--- EXERCISE ---
Restate the whole listing word for word. Pictures are left out.

--- DATA SUPPLIED ---

## begin

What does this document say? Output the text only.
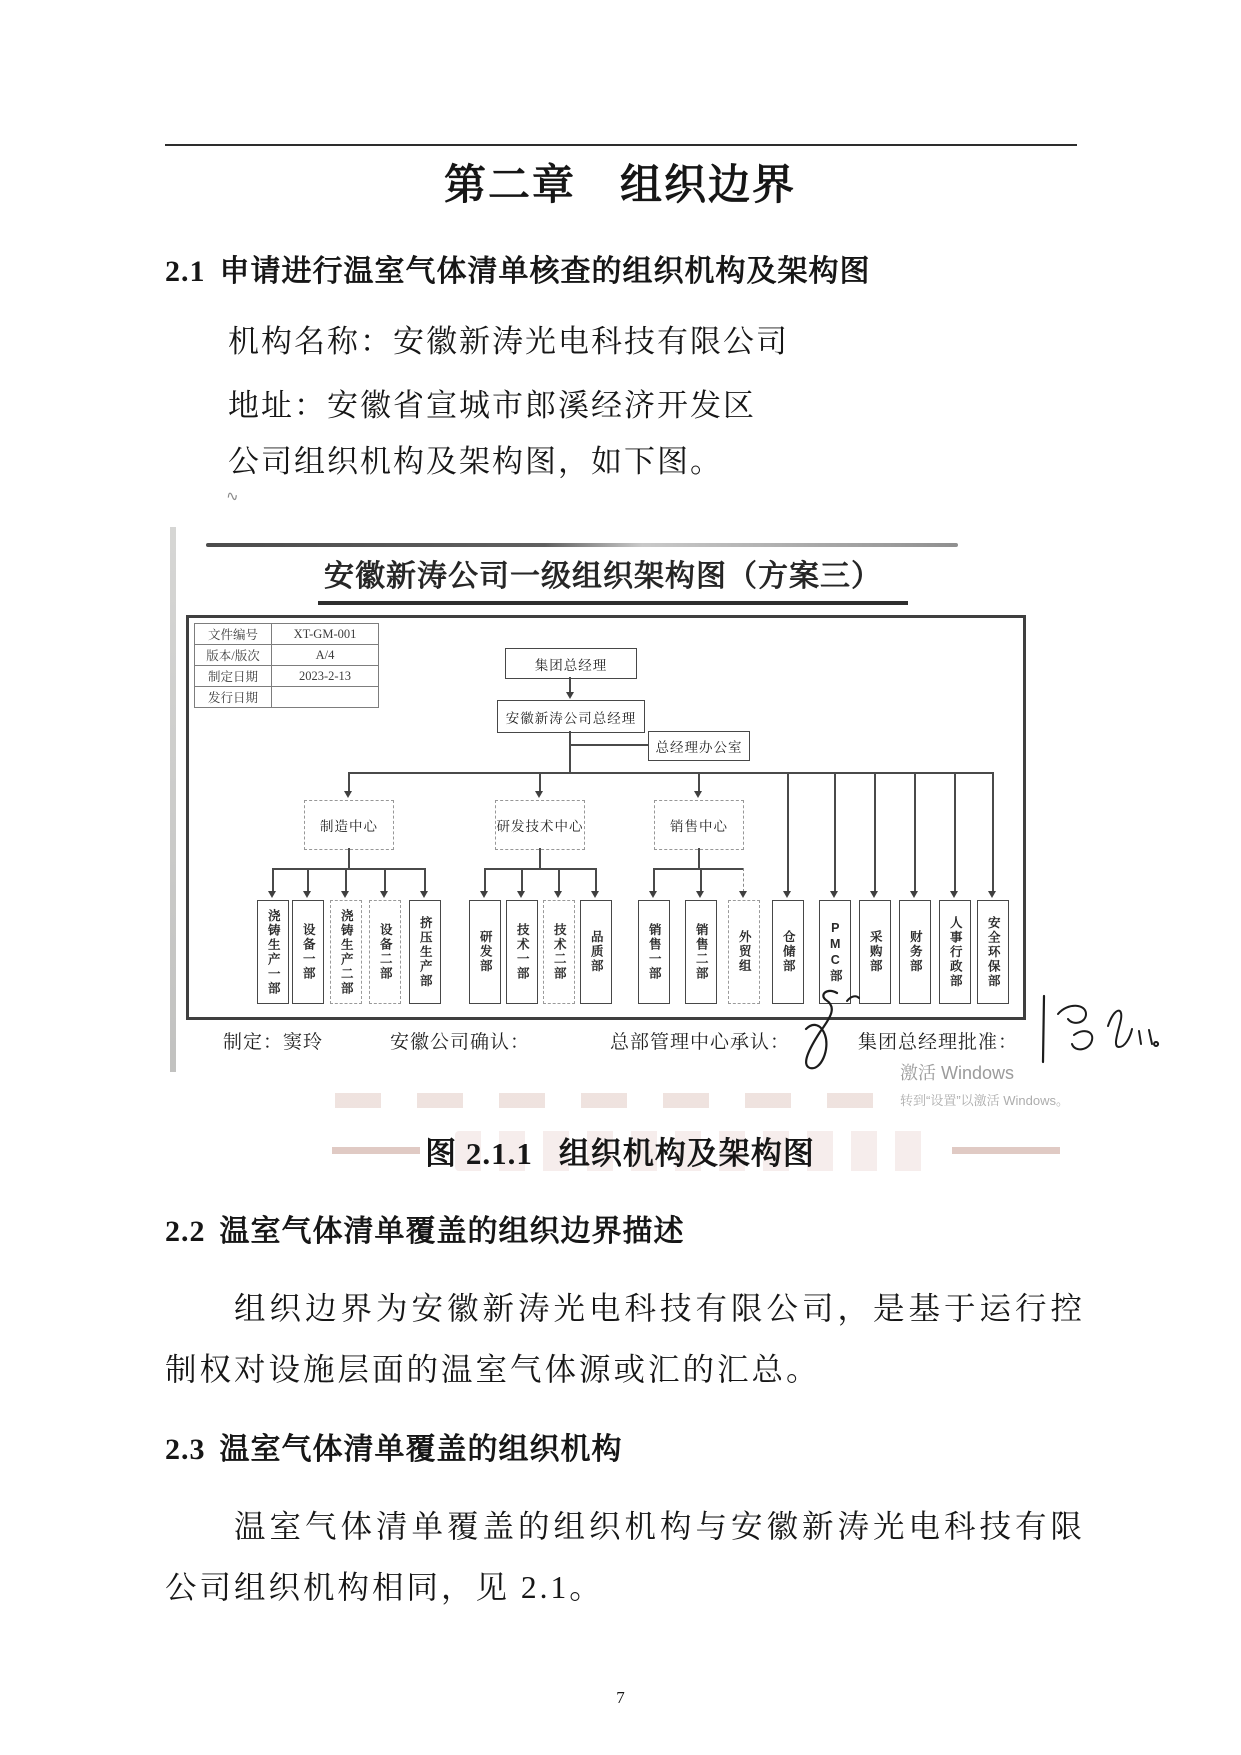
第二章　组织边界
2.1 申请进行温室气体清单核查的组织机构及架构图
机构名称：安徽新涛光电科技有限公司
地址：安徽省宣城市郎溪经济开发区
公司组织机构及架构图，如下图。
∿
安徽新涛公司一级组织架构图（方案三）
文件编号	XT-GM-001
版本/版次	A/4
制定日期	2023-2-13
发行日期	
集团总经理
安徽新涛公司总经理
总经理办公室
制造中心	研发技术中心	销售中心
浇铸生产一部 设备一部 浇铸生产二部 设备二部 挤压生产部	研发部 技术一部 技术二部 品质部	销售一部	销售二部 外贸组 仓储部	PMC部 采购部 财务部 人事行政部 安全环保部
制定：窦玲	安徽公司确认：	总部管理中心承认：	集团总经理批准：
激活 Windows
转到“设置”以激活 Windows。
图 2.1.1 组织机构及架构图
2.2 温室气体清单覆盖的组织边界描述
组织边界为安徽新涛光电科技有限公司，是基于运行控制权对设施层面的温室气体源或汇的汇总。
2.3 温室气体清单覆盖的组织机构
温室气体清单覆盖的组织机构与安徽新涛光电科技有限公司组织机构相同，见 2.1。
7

## end

--- RESPONSE TO THE TASK ---
What does this document say? Output the text only.
第二章　组织边界
2.1 申请进行温室气体清单核查的组织机构及架构图
机构名称：安徽新涛光电科技有限公司
地址：安徽省宣城市郎溪经济开发区
公司组织机构及架构图，如下图。
∿
安徽新涛公司一级组织架构图（方案三）
文件编号	XT-GM-001
版本/版次	A/4
制定日期	2023-2-13
发行日期	
集团总经理
安徽新涛公司总经理
总经理办公室
制造中心	研发技术中心	销售中心
浇铸生产一部 设备一部 浇铸生产二部 设备二部 挤压生产部	研发部 技术一部 技术二部 品质部	销售一部	销售二部 外贸组 仓储部	PMC部 采购部 财务部 人事行政部 安全环保部
制定：窦玲	安徽公司确认：	总部管理中心承认：	集团总经理批准：
激活 Windows
转到“设置”以激活 Windows。
图 2.1.1 组织机构及架构图
2.2 温室气体清单覆盖的组织边界描述
组织边界为安徽新涛光电科技有限公司，是基于运行控制权对设施层面的温室气体源或汇的汇总。
2.3 温室气体清单覆盖的组织机构
温室气体清单覆盖的组织机构与安徽新涛光电科技有限公司组织机构相同，见 2.1。
7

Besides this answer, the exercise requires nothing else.